Work required:
Drop the images; return everything else in the listing below exactly.

(Dataset items)
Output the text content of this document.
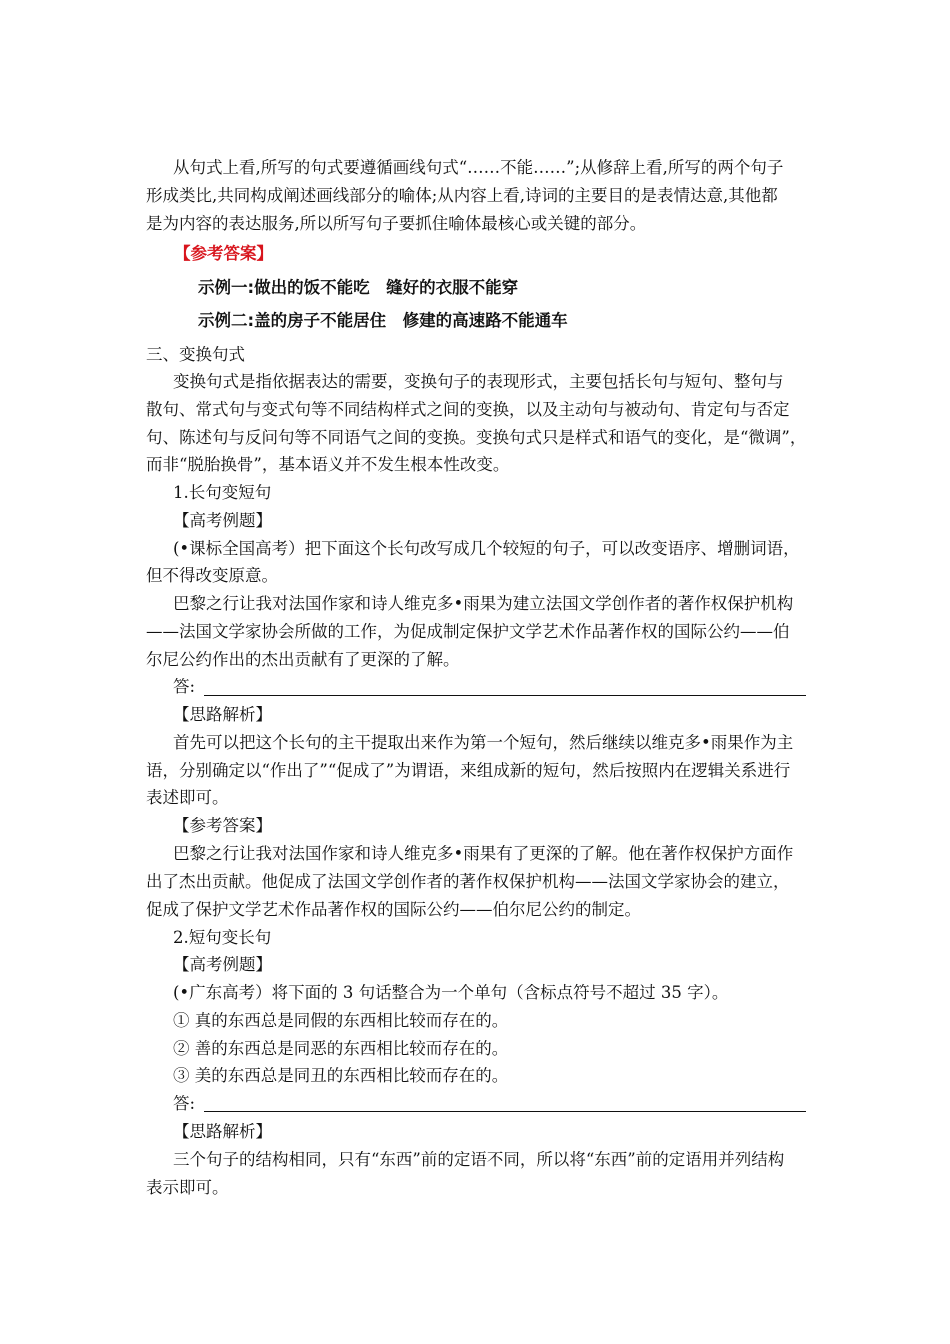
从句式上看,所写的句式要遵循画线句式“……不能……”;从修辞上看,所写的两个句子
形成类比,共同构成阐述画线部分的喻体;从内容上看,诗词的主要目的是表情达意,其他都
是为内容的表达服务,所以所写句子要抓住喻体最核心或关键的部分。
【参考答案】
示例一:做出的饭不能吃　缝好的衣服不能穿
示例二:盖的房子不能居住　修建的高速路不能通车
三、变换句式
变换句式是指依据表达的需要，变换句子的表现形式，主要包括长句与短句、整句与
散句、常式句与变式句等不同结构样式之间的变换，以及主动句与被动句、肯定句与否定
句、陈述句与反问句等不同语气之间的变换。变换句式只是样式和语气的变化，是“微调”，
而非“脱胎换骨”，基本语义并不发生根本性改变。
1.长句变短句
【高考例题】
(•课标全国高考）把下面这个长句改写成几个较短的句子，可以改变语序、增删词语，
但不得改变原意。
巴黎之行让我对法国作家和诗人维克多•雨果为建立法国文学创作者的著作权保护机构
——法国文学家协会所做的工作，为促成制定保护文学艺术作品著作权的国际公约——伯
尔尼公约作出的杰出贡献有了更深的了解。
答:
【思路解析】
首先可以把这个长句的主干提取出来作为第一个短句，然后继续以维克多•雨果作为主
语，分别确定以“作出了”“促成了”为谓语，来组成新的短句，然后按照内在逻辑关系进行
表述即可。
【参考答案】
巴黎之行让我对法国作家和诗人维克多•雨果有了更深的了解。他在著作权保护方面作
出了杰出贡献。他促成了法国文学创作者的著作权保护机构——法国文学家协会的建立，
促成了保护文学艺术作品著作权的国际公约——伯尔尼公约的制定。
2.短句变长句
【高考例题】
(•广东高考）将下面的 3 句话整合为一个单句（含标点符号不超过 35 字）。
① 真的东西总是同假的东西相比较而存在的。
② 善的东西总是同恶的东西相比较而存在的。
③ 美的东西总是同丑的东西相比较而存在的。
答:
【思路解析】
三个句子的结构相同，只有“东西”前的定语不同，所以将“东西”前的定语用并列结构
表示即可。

Answer to this task:
Output the text content of this document.
从句式上看,所写的句式要遵循画线句式“……不能……”;从修辞上看,所写的两个句子
形成类比,共同构成阐述画线部分的喻体;从内容上看,诗词的主要目的是表情达意,其他都
是为内容的表达服务,所以所写句子要抓住喻体最核心或关键的部分。
【参考答案】
示例一:做出的饭不能吃　缝好的衣服不能穿
示例二:盖的房子不能居住　修建的高速路不能通车
三、变换句式
变换句式是指依据表达的需要，变换句子的表现形式，主要包括长句与短句、整句与
散句、常式句与变式句等不同结构样式之间的变换，以及主动句与被动句、肯定句与否定
句、陈述句与反问句等不同语气之间的变换。变换句式只是样式和语气的变化，是“微调”，
而非“脱胎换骨”，基本语义并不发生根本性改变。
1.长句变短句
【高考例题】
(•课标全国高考）把下面这个长句改写成几个较短的句子，可以改变语序、增删词语，
但不得改变原意。
巴黎之行让我对法国作家和诗人维克多•雨果为建立法国文学创作者的著作权保护机构
——法国文学家协会所做的工作，为促成制定保护文学艺术作品著作权的国际公约——伯
尔尼公约作出的杰出贡献有了更深的了解。
答:
【思路解析】
首先可以把这个长句的主干提取出来作为第一个短句，然后继续以维克多•雨果作为主
语，分别确定以“作出了”“促成了”为谓语，来组成新的短句，然后按照内在逻辑关系进行
表述即可。
【参考答案】
巴黎之行让我对法国作家和诗人维克多•雨果有了更深的了解。他在著作权保护方面作
出了杰出贡献。他促成了法国文学创作者的著作权保护机构——法国文学家协会的建立，
促成了保护文学艺术作品著作权的国际公约——伯尔尼公约的制定。
2.短句变长句
【高考例题】
(•广东高考）将下面的 3 句话整合为一个单句（含标点符号不超过 35 字）。
① 真的东西总是同假的东西相比较而存在的。
② 善的东西总是同恶的东西相比较而存在的。
③ 美的东西总是同丑的东西相比较而存在的。
答:
【思路解析】
三个句子的结构相同，只有“东西”前的定语不同，所以将“东西”前的定语用并列结构
表示即可。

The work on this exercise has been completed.